— EXERCISE AIM —
Go through the entries below and copy each line containing the word "start".
++++
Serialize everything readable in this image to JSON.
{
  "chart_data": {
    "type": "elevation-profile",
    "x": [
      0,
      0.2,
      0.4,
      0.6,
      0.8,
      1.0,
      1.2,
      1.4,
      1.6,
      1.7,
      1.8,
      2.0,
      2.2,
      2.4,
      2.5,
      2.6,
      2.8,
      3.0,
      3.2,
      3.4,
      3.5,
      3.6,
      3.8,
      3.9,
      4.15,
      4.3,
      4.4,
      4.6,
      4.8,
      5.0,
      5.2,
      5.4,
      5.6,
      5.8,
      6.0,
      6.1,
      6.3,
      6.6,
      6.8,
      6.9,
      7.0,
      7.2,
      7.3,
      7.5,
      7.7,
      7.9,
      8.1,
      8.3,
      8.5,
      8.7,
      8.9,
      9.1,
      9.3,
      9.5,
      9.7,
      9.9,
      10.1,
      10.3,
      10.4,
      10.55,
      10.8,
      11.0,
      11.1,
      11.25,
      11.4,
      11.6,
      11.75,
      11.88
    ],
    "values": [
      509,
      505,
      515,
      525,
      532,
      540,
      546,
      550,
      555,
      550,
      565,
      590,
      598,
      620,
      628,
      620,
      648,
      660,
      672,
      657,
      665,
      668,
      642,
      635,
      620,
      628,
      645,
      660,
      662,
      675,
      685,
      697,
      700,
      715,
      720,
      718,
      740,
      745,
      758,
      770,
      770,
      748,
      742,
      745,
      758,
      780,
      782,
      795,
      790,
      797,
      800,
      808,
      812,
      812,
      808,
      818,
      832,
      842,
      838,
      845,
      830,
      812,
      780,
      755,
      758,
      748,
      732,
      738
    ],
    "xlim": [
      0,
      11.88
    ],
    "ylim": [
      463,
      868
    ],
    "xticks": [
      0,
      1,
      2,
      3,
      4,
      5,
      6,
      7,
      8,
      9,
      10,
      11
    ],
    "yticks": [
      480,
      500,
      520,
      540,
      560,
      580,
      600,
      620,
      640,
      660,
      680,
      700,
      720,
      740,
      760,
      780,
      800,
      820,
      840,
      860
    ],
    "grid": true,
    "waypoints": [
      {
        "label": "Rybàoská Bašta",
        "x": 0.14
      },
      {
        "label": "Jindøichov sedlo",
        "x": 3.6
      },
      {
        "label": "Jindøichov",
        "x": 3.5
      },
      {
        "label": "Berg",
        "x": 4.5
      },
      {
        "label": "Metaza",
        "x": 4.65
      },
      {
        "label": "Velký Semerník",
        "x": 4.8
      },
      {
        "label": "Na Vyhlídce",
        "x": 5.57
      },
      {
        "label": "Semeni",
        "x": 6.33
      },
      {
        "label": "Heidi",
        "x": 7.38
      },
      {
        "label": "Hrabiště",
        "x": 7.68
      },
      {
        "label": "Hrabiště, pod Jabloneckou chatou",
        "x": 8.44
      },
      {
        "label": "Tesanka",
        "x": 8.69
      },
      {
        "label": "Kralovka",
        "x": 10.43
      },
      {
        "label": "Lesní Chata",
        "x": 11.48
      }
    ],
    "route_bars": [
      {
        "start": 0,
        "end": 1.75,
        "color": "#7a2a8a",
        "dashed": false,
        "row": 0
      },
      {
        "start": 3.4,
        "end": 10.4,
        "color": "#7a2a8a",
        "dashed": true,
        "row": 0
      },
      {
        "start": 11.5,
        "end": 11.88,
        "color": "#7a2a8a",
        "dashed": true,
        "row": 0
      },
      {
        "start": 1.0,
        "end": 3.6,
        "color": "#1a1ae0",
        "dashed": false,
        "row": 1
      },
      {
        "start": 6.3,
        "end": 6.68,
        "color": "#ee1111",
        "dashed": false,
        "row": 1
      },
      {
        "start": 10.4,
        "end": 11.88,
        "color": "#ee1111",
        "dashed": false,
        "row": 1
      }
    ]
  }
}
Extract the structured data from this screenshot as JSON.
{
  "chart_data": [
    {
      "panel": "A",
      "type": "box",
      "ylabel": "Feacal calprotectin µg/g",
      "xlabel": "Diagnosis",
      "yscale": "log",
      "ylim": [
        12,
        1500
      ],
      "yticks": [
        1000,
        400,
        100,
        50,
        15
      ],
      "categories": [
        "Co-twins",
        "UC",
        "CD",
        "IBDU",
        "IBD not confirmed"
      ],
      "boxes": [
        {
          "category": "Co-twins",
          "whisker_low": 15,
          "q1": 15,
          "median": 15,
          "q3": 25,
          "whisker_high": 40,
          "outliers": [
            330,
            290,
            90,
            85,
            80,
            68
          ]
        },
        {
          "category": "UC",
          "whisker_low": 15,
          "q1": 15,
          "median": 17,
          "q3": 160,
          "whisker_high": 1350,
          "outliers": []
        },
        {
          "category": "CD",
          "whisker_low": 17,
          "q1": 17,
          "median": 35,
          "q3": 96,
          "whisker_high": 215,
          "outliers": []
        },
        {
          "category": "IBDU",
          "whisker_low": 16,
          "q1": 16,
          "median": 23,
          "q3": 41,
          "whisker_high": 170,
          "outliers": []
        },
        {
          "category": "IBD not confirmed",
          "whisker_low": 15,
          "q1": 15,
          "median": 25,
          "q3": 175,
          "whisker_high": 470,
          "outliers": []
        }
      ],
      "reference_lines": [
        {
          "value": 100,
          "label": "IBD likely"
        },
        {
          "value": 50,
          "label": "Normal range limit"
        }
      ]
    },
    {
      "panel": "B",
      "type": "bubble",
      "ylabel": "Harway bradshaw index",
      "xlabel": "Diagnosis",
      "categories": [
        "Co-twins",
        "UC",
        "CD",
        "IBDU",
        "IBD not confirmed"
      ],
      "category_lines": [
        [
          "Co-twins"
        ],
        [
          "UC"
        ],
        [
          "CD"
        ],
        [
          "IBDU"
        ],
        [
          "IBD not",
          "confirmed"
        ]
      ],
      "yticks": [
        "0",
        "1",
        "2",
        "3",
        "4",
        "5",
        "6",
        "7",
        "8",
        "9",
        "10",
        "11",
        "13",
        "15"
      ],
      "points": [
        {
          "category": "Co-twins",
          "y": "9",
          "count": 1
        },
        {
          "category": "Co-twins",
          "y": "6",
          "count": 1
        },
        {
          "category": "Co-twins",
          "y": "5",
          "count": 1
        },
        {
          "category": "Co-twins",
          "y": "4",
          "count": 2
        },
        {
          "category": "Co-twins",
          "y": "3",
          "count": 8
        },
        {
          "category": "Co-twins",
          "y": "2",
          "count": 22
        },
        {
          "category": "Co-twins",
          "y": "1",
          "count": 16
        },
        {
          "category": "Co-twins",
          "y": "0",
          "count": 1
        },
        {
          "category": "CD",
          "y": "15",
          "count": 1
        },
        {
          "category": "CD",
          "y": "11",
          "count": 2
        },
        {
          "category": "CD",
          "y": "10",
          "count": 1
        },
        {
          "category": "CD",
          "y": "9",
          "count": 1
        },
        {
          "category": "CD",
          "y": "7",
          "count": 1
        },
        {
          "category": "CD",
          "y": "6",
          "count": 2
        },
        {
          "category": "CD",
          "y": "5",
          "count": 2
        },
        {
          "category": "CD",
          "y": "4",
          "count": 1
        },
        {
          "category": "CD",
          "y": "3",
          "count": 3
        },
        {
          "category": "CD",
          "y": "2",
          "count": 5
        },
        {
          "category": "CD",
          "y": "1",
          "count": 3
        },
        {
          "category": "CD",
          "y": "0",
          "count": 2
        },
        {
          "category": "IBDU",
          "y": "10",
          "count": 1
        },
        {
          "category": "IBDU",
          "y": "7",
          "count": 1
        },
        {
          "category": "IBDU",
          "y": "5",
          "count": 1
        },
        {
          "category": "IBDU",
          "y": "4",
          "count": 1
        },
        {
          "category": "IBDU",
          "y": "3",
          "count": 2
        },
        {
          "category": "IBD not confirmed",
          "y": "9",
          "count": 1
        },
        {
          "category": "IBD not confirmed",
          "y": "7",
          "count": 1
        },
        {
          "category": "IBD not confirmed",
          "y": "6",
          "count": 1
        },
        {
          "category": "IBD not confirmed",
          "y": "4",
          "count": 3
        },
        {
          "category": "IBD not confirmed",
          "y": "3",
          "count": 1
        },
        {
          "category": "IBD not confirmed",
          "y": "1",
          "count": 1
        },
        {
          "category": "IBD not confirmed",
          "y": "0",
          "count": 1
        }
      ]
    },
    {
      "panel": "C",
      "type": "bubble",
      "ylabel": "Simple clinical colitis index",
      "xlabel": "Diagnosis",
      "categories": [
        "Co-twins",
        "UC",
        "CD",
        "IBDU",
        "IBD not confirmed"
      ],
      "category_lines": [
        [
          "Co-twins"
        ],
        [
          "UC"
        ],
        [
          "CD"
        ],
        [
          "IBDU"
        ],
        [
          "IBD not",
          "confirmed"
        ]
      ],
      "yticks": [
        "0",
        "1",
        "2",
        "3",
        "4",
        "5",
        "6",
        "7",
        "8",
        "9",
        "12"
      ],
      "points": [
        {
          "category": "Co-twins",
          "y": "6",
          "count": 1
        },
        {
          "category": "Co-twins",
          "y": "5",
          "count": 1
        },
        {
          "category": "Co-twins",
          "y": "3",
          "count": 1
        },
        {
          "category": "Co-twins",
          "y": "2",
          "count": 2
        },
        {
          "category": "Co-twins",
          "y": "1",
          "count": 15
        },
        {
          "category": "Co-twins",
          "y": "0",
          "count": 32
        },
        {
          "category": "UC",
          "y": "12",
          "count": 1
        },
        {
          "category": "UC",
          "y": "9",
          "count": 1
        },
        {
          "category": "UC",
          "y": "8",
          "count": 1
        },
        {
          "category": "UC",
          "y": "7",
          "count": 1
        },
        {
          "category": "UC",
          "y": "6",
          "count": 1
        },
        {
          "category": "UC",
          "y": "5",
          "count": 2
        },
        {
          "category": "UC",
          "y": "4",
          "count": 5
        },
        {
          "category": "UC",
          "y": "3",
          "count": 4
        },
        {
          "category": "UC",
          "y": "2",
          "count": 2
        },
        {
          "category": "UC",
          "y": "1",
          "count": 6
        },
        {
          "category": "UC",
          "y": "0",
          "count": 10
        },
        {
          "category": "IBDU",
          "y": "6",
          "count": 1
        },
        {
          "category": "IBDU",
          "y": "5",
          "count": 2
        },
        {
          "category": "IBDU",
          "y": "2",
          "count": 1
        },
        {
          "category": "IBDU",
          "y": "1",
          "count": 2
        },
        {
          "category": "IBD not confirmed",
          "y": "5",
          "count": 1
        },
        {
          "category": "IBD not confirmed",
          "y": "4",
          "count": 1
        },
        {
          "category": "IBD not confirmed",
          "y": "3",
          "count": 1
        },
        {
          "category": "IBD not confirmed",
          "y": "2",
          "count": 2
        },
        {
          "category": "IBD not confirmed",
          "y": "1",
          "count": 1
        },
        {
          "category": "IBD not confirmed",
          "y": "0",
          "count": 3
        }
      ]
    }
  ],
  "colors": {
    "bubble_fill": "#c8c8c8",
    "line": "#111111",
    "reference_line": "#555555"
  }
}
++++
— OUTPUT FOR THIS EXERCISE —
        "start": 0,
        "start": 3.4,
        "start": 11.5,
        "start": 1.0,
        "start": 6.3,
        "start": 10.4,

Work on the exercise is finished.